Extract the records below word for word and ignore the images.

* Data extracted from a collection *
"""

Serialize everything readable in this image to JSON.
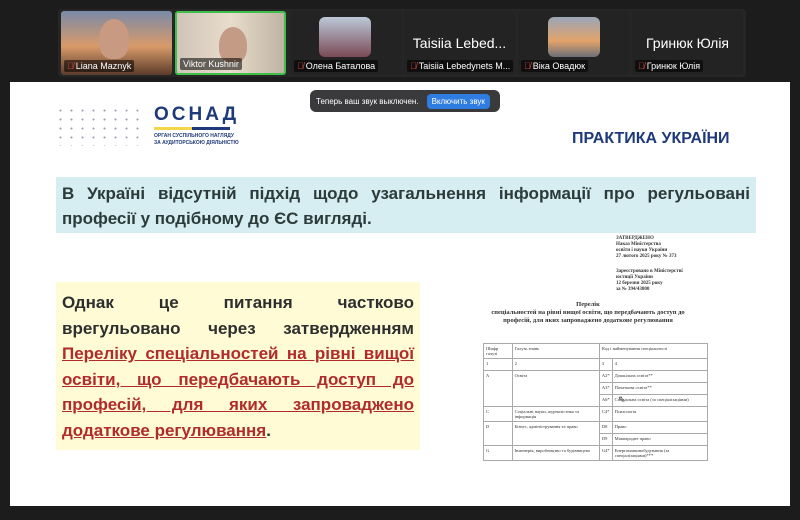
{
  "participants": [
    {
      "name": "Liana Maznyk",
      "muted": true,
      "video": true
    },
    {
      "name": "Viktor Kushnir",
      "muted": false,
      "video": true,
      "active_speaker": true
    },
    {
      "name": "Олена Баталова",
      "muted": true,
      "video": false
    },
    {
      "name": "Taisiia Lebedynets M...",
      "display": "Taisiia Lebed...",
      "muted": true,
      "video": false
    },
    {
      "name": "Віка Овадюк",
      "muted": true,
      "video": false
    },
    {
      "name": "Гринюк Юлія",
      "display": "Гринюк Юлія",
      "muted": true,
      "video": false
    }
  ],
  "toast": {
    "message": "Теперь ваш звук выключен.",
    "button": "Включить звук"
  },
  "slide": {
    "logo": {
      "title": "ОСНАД",
      "subtitle1": "ОРГАН СУСПІЛЬНОГО НАГЛЯДУ",
      "subtitle2": "ЗА АУДИТОРСЬКОЮ ДІЯЛЬНІСТЮ"
    },
    "title": "ПРАКТИКА УКРАЇНИ",
    "blue_text": "В Україні відсутній підхід щодо узагальнення інформації про регульовані професії у подібному до ЄС вигляді.",
    "yellow_text": "Однак це питання частково врегульовано через затвердженням",
    "yellow_link": "Переліку спеціальностей на рівні вищої освіти, що передбачають доступ до професій, для яких запроваджено додаткове регулювання",
    "yellow_end": ".",
    "doc": {
      "approve": [
        "ЗАТВЕРДЖЕНО",
        "Наказ Міністерства",
        "освіти і науки України",
        "27 лютого 2025 року № 373"
      ],
      "registered": [
        "Зареєстровано в Міністерстві",
        "юстиції України",
        "12 березня 2025 року",
        "за № 394/43800"
      ],
      "title": "Перелік",
      "subtitle": "спеціальностей на рівні вищої освіти, що передбачають доступ до професій, для яких запроваджено додаткове регулювання",
      "headers": [
        "Шифр галузі",
        "Галузь знань",
        "Код і найменування спеціальності"
      ],
      "numbers": [
        "1",
        "2",
        "3",
        "4"
      ],
      "rows": [
        [
          "A",
          "Освіта",
          "A2*",
          "Дошкільна освіта**"
        ],
        [
          "",
          "",
          "A3*",
          "Початкова освіта**"
        ],
        [
          "",
          "",
          "A6*",
          "Спеціальна освіта (за спеціалізаціями)"
        ],
        [
          "C",
          "Соціальні науки, журналістика та інформація",
          "C4*",
          "Психологія"
        ],
        [
          "D",
          "Бізнес, адміністрування та право",
          "D8",
          "Право"
        ],
        [
          "",
          "",
          "D9",
          "Міжнародне право"
        ],
        [
          "G",
          "Інженерія, виробництво та будівництво",
          "G4*",
          "Енергомашинобудування (за спеціалізаціями)***"
        ]
      ]
    }
  }
}
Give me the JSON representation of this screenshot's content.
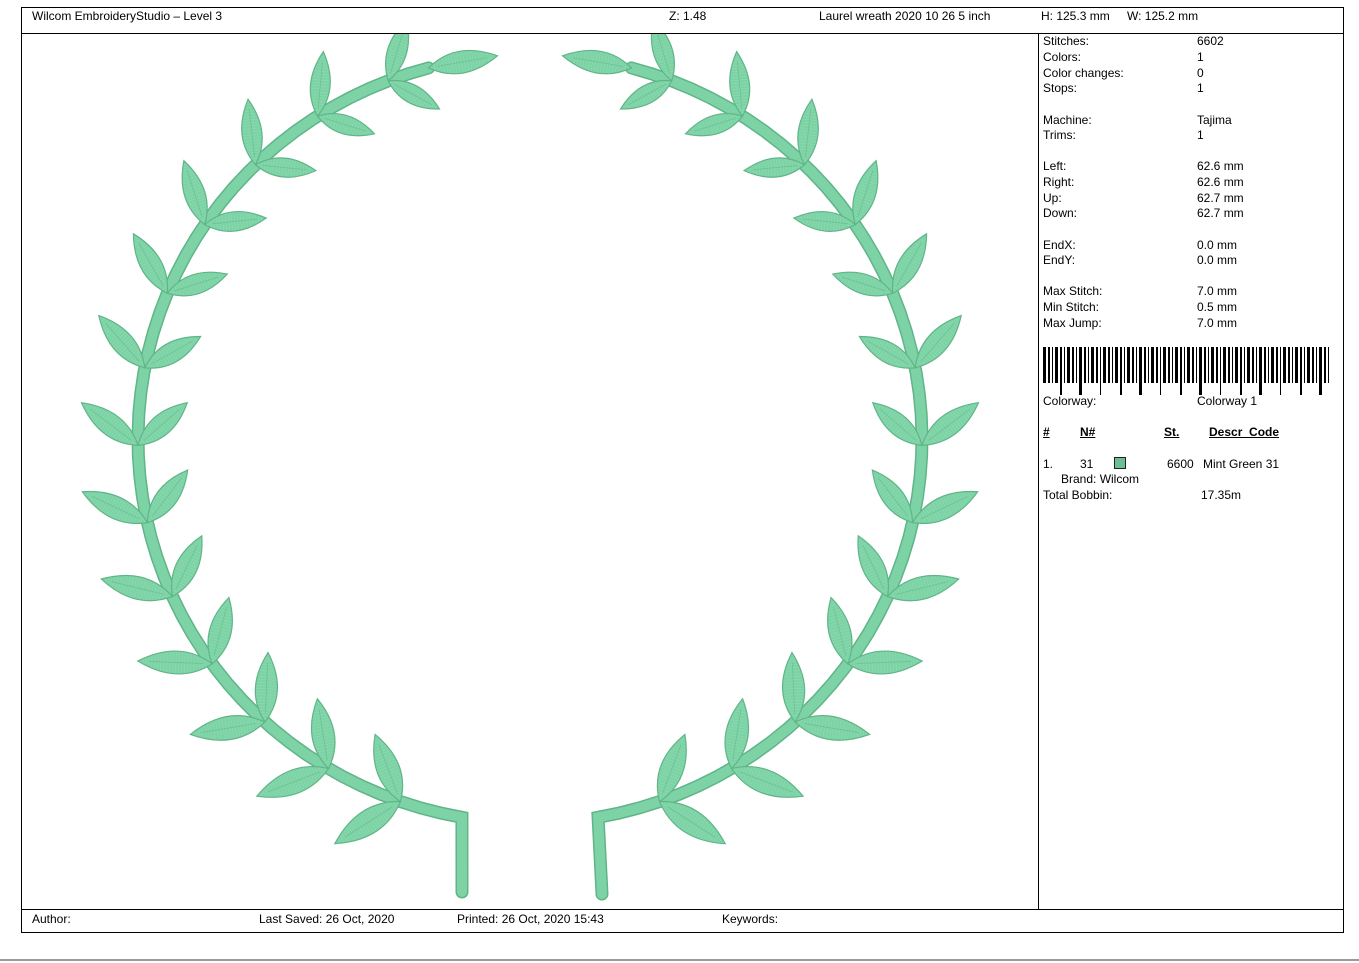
{
  "header": {
    "app_title": "Wilcom EmbroideryStudio – Level 3",
    "zoom": "Z: 1.48",
    "design_name": "Laurel wreath 2020 10 26 5 inch",
    "height": "H: 125.3 mm",
    "width": "W: 125.2 mm"
  },
  "stats": {
    "stitches": {
      "label": "Stitches:",
      "value": "6602"
    },
    "colors": {
      "label": "Colors:",
      "value": "1"
    },
    "color_changes": {
      "label": "Color changes:",
      "value": "0"
    },
    "stops": {
      "label": "Stops:",
      "value": "1"
    },
    "machine": {
      "label": "Machine:",
      "value": "Tajima"
    },
    "trims": {
      "label": "Trims:",
      "value": "1"
    },
    "left": {
      "label": "Left:",
      "value": "62.6 mm"
    },
    "right": {
      "label": "Right:",
      "value": "62.6 mm"
    },
    "up": {
      "label": "Up:",
      "value": "62.7 mm"
    },
    "down": {
      "label": "Down:",
      "value": "62.7 mm"
    },
    "endx": {
      "label": "EndX:",
      "value": "0.0 mm"
    },
    "endy": {
      "label": "EndY:",
      "value": "0.0 mm"
    },
    "max_stitch": {
      "label": "Max Stitch:",
      "value": "7.0 mm"
    },
    "min_stitch": {
      "label": "Min Stitch:",
      "value": "0.5 mm"
    },
    "max_jump": {
      "label": "Max Jump:",
      "value": "7.0 mm"
    },
    "colorway": {
      "label": "Colorway:",
      "value": "Colorway 1"
    }
  },
  "color_table": {
    "headers": [
      "#",
      "N#",
      "St.",
      "Descr_Code"
    ],
    "rows": [
      {
        "index": "1.",
        "number": "31",
        "swatch_color": "#6cbf93",
        "stitches": "6600",
        "description": "Mint Green 31",
        "brand": "Brand: Wilcom"
      }
    ],
    "total_bobbin_label": "Total Bobbin:",
    "total_bobbin_value": "17.35m"
  },
  "footer": {
    "author": "Author:",
    "last_saved": "Last Saved: 26 Oct, 2020",
    "printed": "Printed: 26 Oct, 2020 15:43",
    "keywords": "Keywords:"
  },
  "design": {
    "thread_color": "#7dd3a5",
    "shadow_color": "#5fb587",
    "highlight_color": "#a8e6c4"
  }
}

"""

* Solution to this task *
Serialize everything readable in this image to JSON.
{
  "participants": [
    {
      "name": "Liana Maznyk",
      "muted": true,
      "video": true
    },
    {
      "name": "Viktor Kushnir",
      "muted": false,
      "video": true,
      "active_speaker": true
    },
    {
      "name": "Олена Баталова",
      "muted": true,
      "video": false
    },
    {
      "name": "Taisiia Lebedynets M...",
      "display": "Taisiia Lebed...",
      "muted": true,
      "video": false
    },
    {
      "name": "Віка Овадюк",
      "muted": true,
      "video": false
    },
    {
      "name": "Гринюк Юлія",
      "display": "Гринюк Юлія",
      "muted": true,
      "video": false
    }
  ],
  "toast": {
    "message": "Теперь ваш звук выключен.",
    "button": "Включить звук"
  },
  "slide": {
    "logo": {
      "title": "ОСНАД",
      "subtitle1": "ОРГАН СУСПІЛЬНОГО НАГЛЯДУ",
      "subtitle2": "ЗА АУДИТОРСЬКОЮ ДІЯЛЬНІСТЮ"
    },
    "title": "ПРАКТИКА УКРАЇНИ",
    "blue_text": "В Україні відсутній підхід щодо узагальнення інформації про регульовані професії у подібному до ЄС вигляді.",
    "yellow_text": "Однак це питання частково врегульовано через затвердженням",
    "yellow_link": "Переліку спеціальностей на рівні вищої освіти, що передбачають доступ до професій, для яких запроваджено додаткове регулювання",
    "yellow_end": ".",
    "doc": {
      "approve": [
        "ЗАТВЕРДЖЕНО",
        "Наказ Міністерства",
        "освіти і науки України",
        "27 лютого 2025 року № 373"
      ],
      "registered": [
        "Зареєстровано в Міністерстві",
        "юстиції України",
        "12 березня 2025 року",
        "за № 394/43800"
      ],
      "title": "Перелік",
      "subtitle": "спеціальностей на рівні вищої освіти, що передбачають доступ до професій, для яких запроваджено додаткове регулювання",
      "headers": [
        "Шифр галузі",
        "Галузь знань",
        "Код і найменування спеціальності"
      ],
      "numbers": [
        "1",
        "2",
        "3",
        "4"
      ],
      "rows": [
        [
          "A",
          "Освіта",
          "A2*",
          "Дошкільна освіта**"
        ],
        [
          "",
          "",
          "A3*",
          "Початкова освіта**"
        ],
        [
          "",
          "",
          "A6*",
          "Спеціальна освіта (за спеціалізаціями)"
        ],
        [
          "C",
          "Соціальні науки, журналістика та інформація",
          "C4*",
          "Психологія"
        ],
        [
          "D",
          "Бізнес, адміністрування та право",
          "D8",
          "Право"
        ],
        [
          "",
          "",
          "D9",
          "Міжнародне право"
        ],
        [
          "G",
          "Інженерія, виробництво та будівництво",
          "G4*",
          "Енергомашинобудування (за спеціалізаціями)***"
        ]
      ]
    }
  }
}
Give me the JSON representation of this screenshot's content.
{
  "header": {
    "app_title": "Wilcom EmbroideryStudio – Level 3",
    "zoom": "Z: 1.48",
    "design_name": "Laurel wreath 2020 10 26 5 inch",
    "height": "H: 125.3 mm",
    "width": "W: 125.2 mm"
  },
  "stats": {
    "stitches": {
      "label": "Stitches:",
      "value": "6602"
    },
    "colors": {
      "label": "Colors:",
      "value": "1"
    },
    "color_changes": {
      "label": "Color changes:",
      "value": "0"
    },
    "stops": {
      "label": "Stops:",
      "value": "1"
    },
    "machine": {
      "label": "Machine:",
      "value": "Tajima"
    },
    "trims": {
      "label": "Trims:",
      "value": "1"
    },
    "left": {
      "label": "Left:",
      "value": "62.6 mm"
    },
    "right": {
      "label": "Right:",
      "value": "62.6 mm"
    },
    "up": {
      "label": "Up:",
      "value": "62.7 mm"
    },
    "down": {
      "label": "Down:",
      "value": "62.7 mm"
    },
    "endx": {
      "label": "EndX:",
      "value": "0.0 mm"
    },
    "endy": {
      "label": "EndY:",
      "value": "0.0 mm"
    },
    "max_stitch": {
      "label": "Max Stitch:",
      "value": "7.0 mm"
    },
    "min_stitch": {
      "label": "Min Stitch:",
      "value": "0.5 mm"
    },
    "max_jump": {
      "label": "Max Jump:",
      "value": "7.0 mm"
    },
    "colorway": {
      "label": "Colorway:",
      "value": "Colorway 1"
    }
  },
  "color_table": {
    "headers": [
      "#",
      "N#",
      "St.",
      "Descr_Code"
    ],
    "rows": [
      {
        "index": "1.",
        "number": "31",
        "swatch_color": "#6cbf93",
        "stitches": "6600",
        "description": "Mint Green 31",
        "brand": "Brand: Wilcom"
      }
    ],
    "total_bobbin_label": "Total Bobbin:",
    "total_bobbin_value": "17.35m"
  },
  "footer": {
    "author": "Author:",
    "last_saved": "Last Saved: 26 Oct, 2020",
    "printed": "Printed: 26 Oct, 2020 15:43",
    "keywords": "Keywords:"
  },
  "design": {
    "thread_color": "#7dd3a5",
    "shadow_color": "#5fb587",
    "highlight_color": "#a8e6c4"
  }
}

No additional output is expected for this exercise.